Direction: Take every line that has the string "Daily" and copy it out.

══ Data shown

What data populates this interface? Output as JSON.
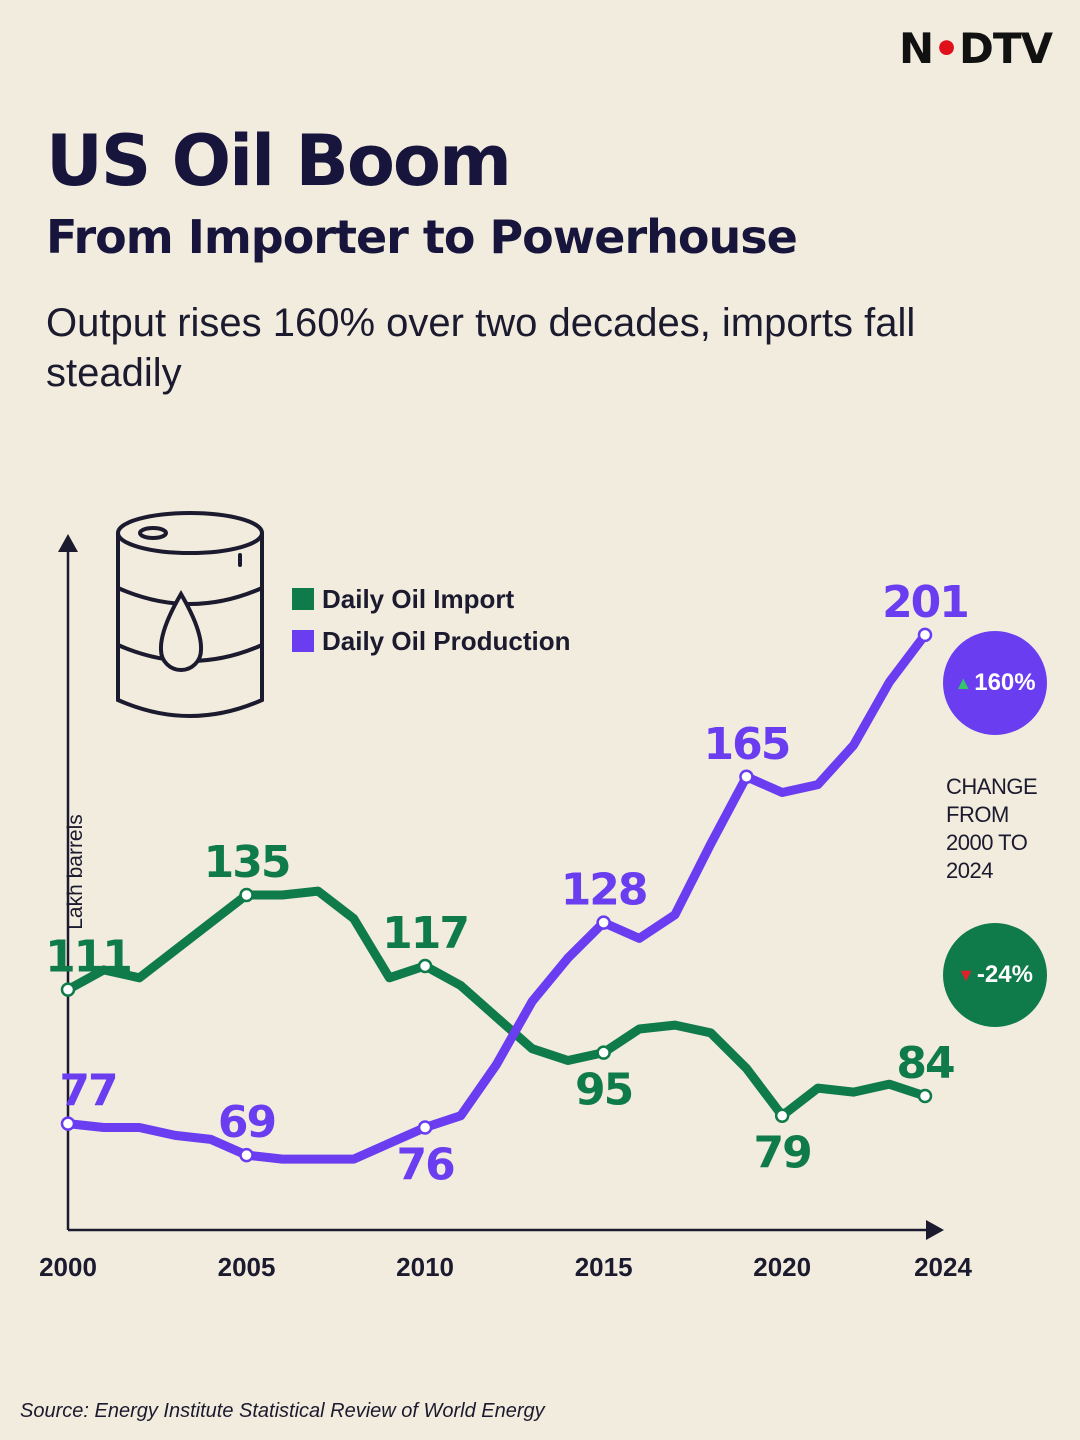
{
  "brand": {
    "pre": "N",
    "dot": "•",
    "post": "DTV"
  },
  "header": {
    "title": "US Oil Boom",
    "subtitle": "From Importer to Powerhouse",
    "deck": "Output rises 160% over two decades, imports fall steadily"
  },
  "legend": {
    "import_label": "Daily Oil Import",
    "production_label": "Daily Oil Production"
  },
  "badges": {
    "production_change": "160%",
    "import_change": "-24%",
    "up_arrow": "▲",
    "down_arrow": "▼",
    "note": "CHANGE FROM 2000 TO 2024"
  },
  "source": "Source: Energy Institute Statistical Review of World Energy",
  "colors": {
    "import": "#0f7a4a",
    "production": "#6a3df0",
    "up_arrow": "#34c46a",
    "down_arrow": "#e0202a",
    "axis": "#1b1a2e",
    "background": "#f2ecde"
  },
  "chart_data": {
    "type": "line",
    "title": "US Oil Boom",
    "ylabel": "Lakh barrels",
    "xlabel": "",
    "xlim": [
      2000,
      2024
    ],
    "ylim": [
      50,
      220
    ],
    "x_ticks": [
      "2000",
      "2005",
      "2010",
      "2015",
      "2020",
      "2024"
    ],
    "x": [
      2000,
      2001,
      2002,
      2003,
      2004,
      2005,
      2006,
      2007,
      2008,
      2009,
      2010,
      2011,
      2012,
      2013,
      2014,
      2015,
      2016,
      2017,
      2018,
      2019,
      2020,
      2021,
      2022,
      2023,
      2024
    ],
    "series": [
      {
        "name": "Daily Oil Import",
        "key": "import",
        "values": [
          111,
          116,
          114,
          121,
          128,
          135,
          135,
          136,
          129,
          114,
          117,
          112,
          104,
          96,
          93,
          95,
          101,
          102,
          100,
          91,
          79,
          86,
          85,
          87,
          84
        ],
        "labels": [
          {
            "x": 2000,
            "text": "111",
            "pos": "above"
          },
          {
            "x": 2005,
            "text": "135",
            "pos": "above"
          },
          {
            "x": 2010,
            "text": "117",
            "pos": "above"
          },
          {
            "x": 2015,
            "text": "95",
            "pos": "below"
          },
          {
            "x": 2020,
            "text": "79",
            "pos": "below"
          },
          {
            "x": 2024,
            "text": "84",
            "pos": "above"
          }
        ]
      },
      {
        "name": "Daily Oil Production",
        "key": "production",
        "values": [
          77,
          76,
          76,
          74,
          73,
          69,
          68,
          68,
          68,
          72,
          76,
          79,
          92,
          108,
          119,
          128,
          124,
          130,
          148,
          165,
          161,
          163,
          173,
          189,
          201
        ],
        "labels": [
          {
            "x": 2000,
            "text": "77",
            "pos": "above"
          },
          {
            "x": 2005,
            "text": "69",
            "pos": "above"
          },
          {
            "x": 2010,
            "text": "76",
            "pos": "below"
          },
          {
            "x": 2015,
            "text": "128",
            "pos": "above"
          },
          {
            "x": 2019,
            "text": "165",
            "pos": "above"
          },
          {
            "x": 2024,
            "text": "201",
            "pos": "above"
          }
        ]
      }
    ]
  }
}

════

Reply:
    "import_label": "Daily Oil Import",
    "production_label": "Daily Oil Production"
        "name": "Daily Oil Import",
        "name": "Daily Oil Production",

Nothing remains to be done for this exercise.